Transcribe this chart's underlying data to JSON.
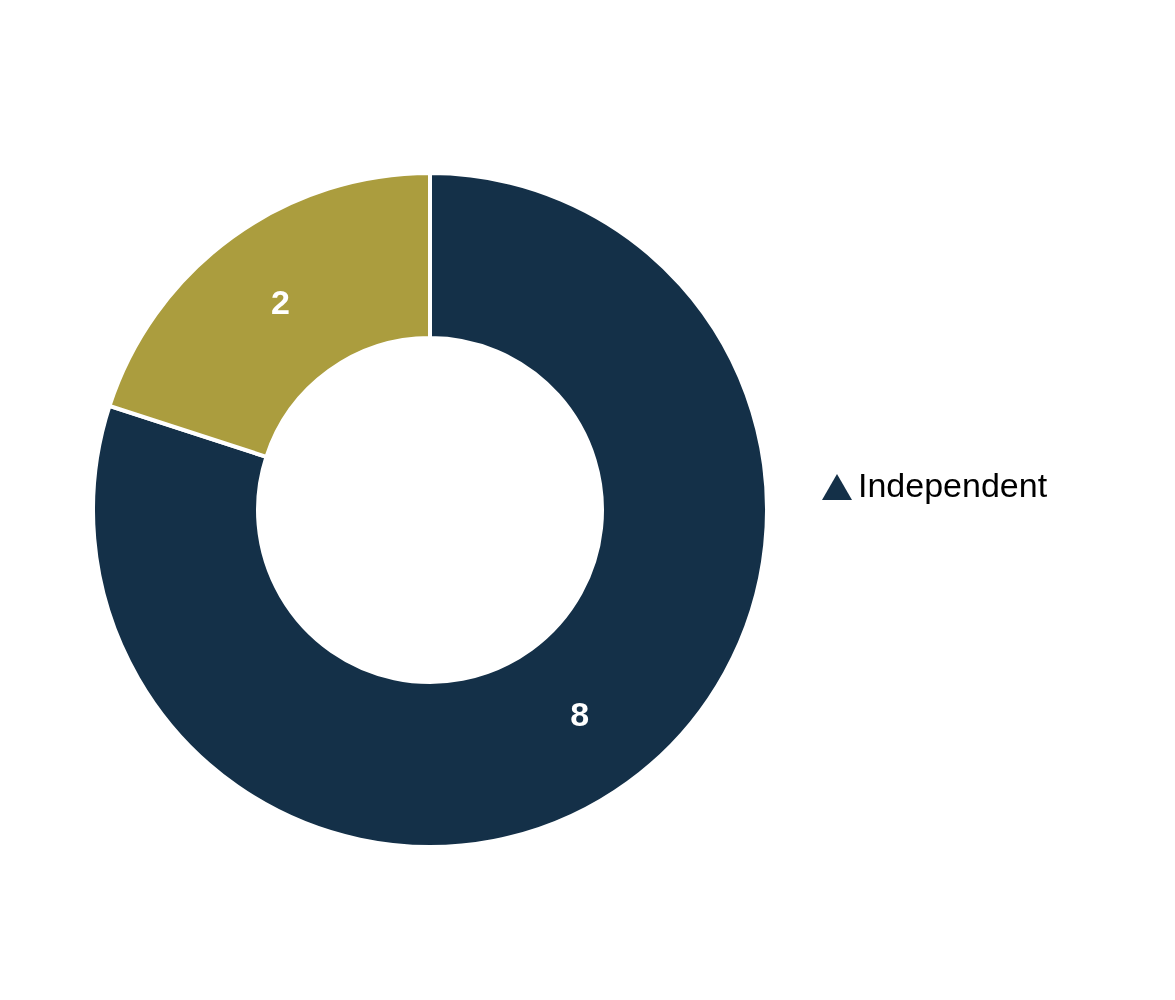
{
  "chart_data": {
    "type": "donut",
    "categories": [
      "Independent",
      null
    ],
    "values": [
      8,
      2
    ],
    "colors": [
      "#143048",
      "#ab9d3e"
    ],
    "data_labels": true,
    "legend": "right",
    "marker": "triangle"
  }
}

_SHORT EXERCISE_
Go through the entries above and print each one exactly, minus the pictures.

_RESULT FOR THIS EXERCISE_
Transcribe this chart's underlying data to JSON.
{
  "chart_data": {
    "type": "donut",
    "categories": [
      "Independent",
      null
    ],
    "values": [
      8,
      2
    ],
    "colors": [
      "#143048",
      "#ab9d3e"
    ],
    "data_labels": true,
    "legend": "right",
    "marker": "triangle"
  }
}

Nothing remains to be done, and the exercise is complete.